**What you have to do**
Copy out the material below in full, but not its images.

Start Entries provided

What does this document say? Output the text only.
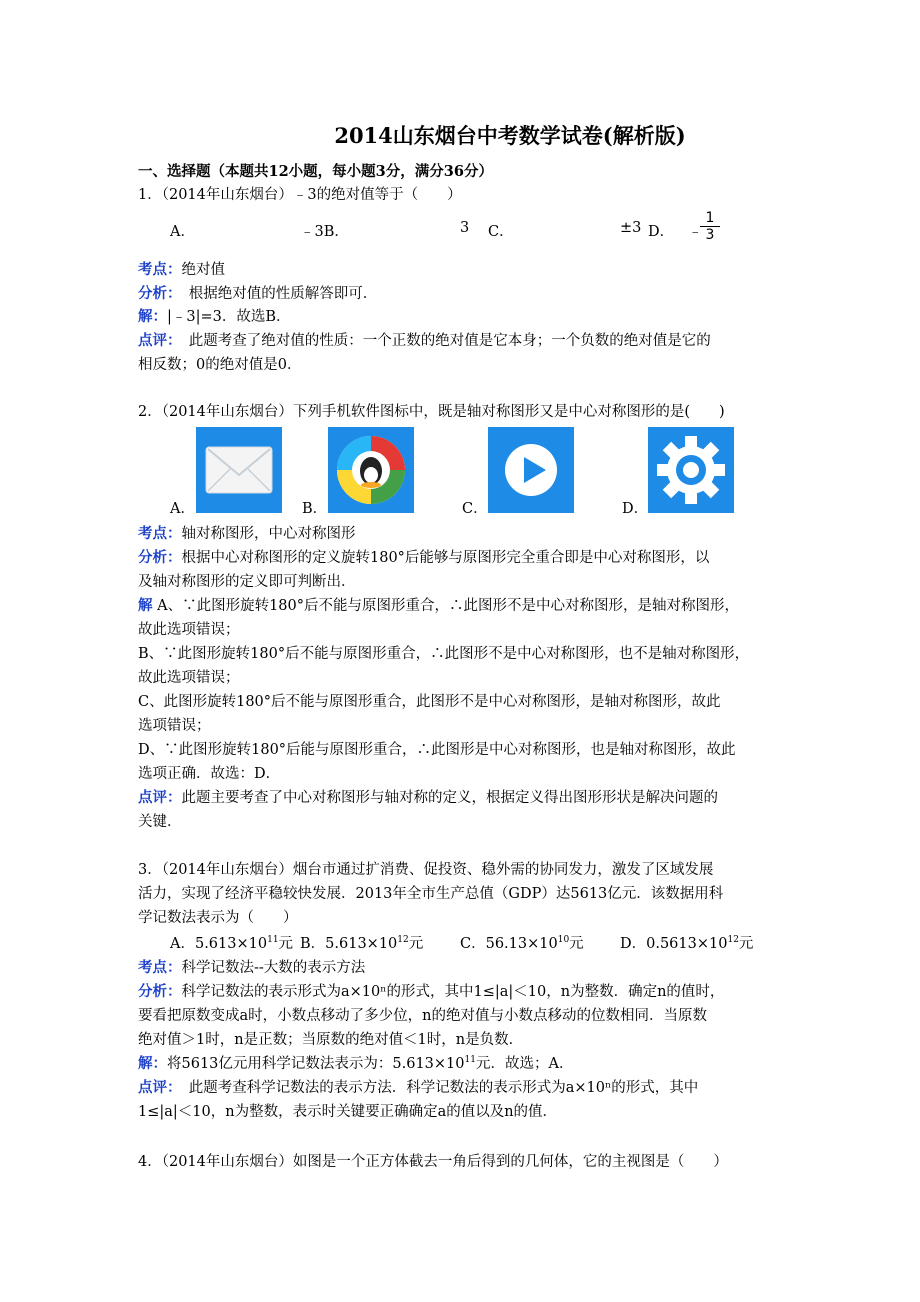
2014山东烟台中考数学试卷(解析版)
一、选择题（本题共12小题，每小题3分，满分36分）
1．（2014年山东烟台）﹣3的绝对值等于（　　）
A．	﹣3B．	3 C．	±3 D． ﹣
$\frac{1}{3}$
考点：绝对值
分析：　根据绝对值的性质解答即可．
解：|﹣3|=3．故选B．
点评：　此题考查了绝对值的性质：一个正数的绝对值是它本身；一个负数的绝对值是它的
相反数；0的绝对值是0．
2．（2014年山东烟台）下列手机软件图标中，既是轴对称图形又是中心对称图形的是(　　)
A．	B．	C．	D．
考点：轴对称图形，中心对称图形
分析：根据中心对称图形的定义旋转180°后能够与原图形完全重合即是中心对称图形，以
及轴对称图形的定义即可判断出．
解 A、∵此图形旋转180°后不能与原图形重合，∴此图形不是中心对称图形，是轴对称图形，
故此选项错误；
B、∵此图形旋转180°后不能与原图形重合，∴此图形不是中心对称图形，也不是轴对称图形，
故此选项错误；
C、此图形旋转180°后不能与原图形重合，此图形不是中心对称图形，是轴对称图形，故此
选项错误；
D、∵此图形旋转180°后能与原图形重合，∴此图形是中心对称图形，也是轴对称图形，故此
选项正确．故选：D．
点评：此题主要考查了中心对称图形与轴对称的定义，根据定义得出图形形状是解决问题的
关键．
3．（2014年山东烟台）烟台市通过扩消费、促投资、稳外需的协同发力，激发了区域发展
活力，实现了经济平稳较快发展．2013年全市生产总值（GDP）达5613亿元．该数据用科
学记数法表示为（　　）
A．$5.613\times 10^{11}$元 B．$5.613\times 10^{12}$元	C．$56.13\times 10^{10}$元	D．$0.5613\times 10^{12}$元
考点：科学记数法--大数的表示方法
分析：科学记数法的表示形式为a×10ⁿ的形式，其中1≤|a|＜10，n为整数．确定n的值时，
要看把原数变成a时，小数点移动了多少位，n的绝对值与小数点移动的位数相同．当原数
绝对值＞1时，n是正数；当原数的绝对值＜1时，n是负数．
解：将5613亿元用科学记数法表示为：$5.613\times 10^{11}$元．故选；A．
点评：　此题考查科学记数法的表示方法．科学记数法的表示形式为a×10ⁿ的形式，其中
1≤|a|＜10，n为整数，表示时关键要正确确定a的值以及n的值．
4．（2014年山东烟台）如图是一个正方体截去一角后得到的几何体，它的主视图是（　　）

End Entries provided

**Written answer**
What does this document say? Output the text only.
2014山东烟台中考数学试卷(解析版)
一、选择题（本题共12小题，每小题3分，满分36分）
1．（2014年山东烟台）﹣3的绝对值等于（　　）
A．	﹣3B．	3 C．	±3 D． ﹣
$\frac{1}{3}$
考点：绝对值
分析：　根据绝对值的性质解答即可．
解：|﹣3|=3．故选B．
点评：　此题考查了绝对值的性质：一个正数的绝对值是它本身；一个负数的绝对值是它的
相反数；0的绝对值是0．
2．（2014年山东烟台）下列手机软件图标中，既是轴对称图形又是中心对称图形的是(　　)
A．	B．	C．	D．
考点：轴对称图形，中心对称图形
分析：根据中心对称图形的定义旋转180°后能够与原图形完全重合即是中心对称图形，以
及轴对称图形的定义即可判断出．
解 A、∵此图形旋转180°后不能与原图形重合，∴此图形不是中心对称图形，是轴对称图形，
故此选项错误；
B、∵此图形旋转180°后不能与原图形重合，∴此图形不是中心对称图形，也不是轴对称图形，
故此选项错误；
C、此图形旋转180°后不能与原图形重合，此图形不是中心对称图形，是轴对称图形，故此
选项错误；
D、∵此图形旋转180°后能与原图形重合，∴此图形是中心对称图形，也是轴对称图形，故此
选项正确．故选：D．
点评：此题主要考查了中心对称图形与轴对称的定义，根据定义得出图形形状是解决问题的
关键．
3．（2014年山东烟台）烟台市通过扩消费、促投资、稳外需的协同发力，激发了区域发展
活力，实现了经济平稳较快发展．2013年全市生产总值（GDP）达5613亿元．该数据用科
学记数法表示为（　　）
A．$5.613\times 10^{11}$元 B．$5.613\times 10^{12}$元	C．$56.13\times 10^{10}$元	D．$0.5613\times 10^{12}$元
考点：科学记数法--大数的表示方法
分析：科学记数法的表示形式为a×10ⁿ的形式，其中1≤|a|＜10，n为整数．确定n的值时，
要看把原数变成a时，小数点移动了多少位，n的绝对值与小数点移动的位数相同．当原数
绝对值＞1时，n是正数；当原数的绝对值＜1时，n是负数．
解：将5613亿元用科学记数法表示为：$5.613\times 10^{11}$元．故选；A．
点评：　此题考查科学记数法的表示方法．科学记数法的表示形式为a×10ⁿ的形式，其中
1≤|a|＜10，n为整数，表示时关键要正确确定a的值以及n的值．
4．（2014年山东烟台）如图是一个正方体截去一角后得到的几何体，它的主视图是（　　）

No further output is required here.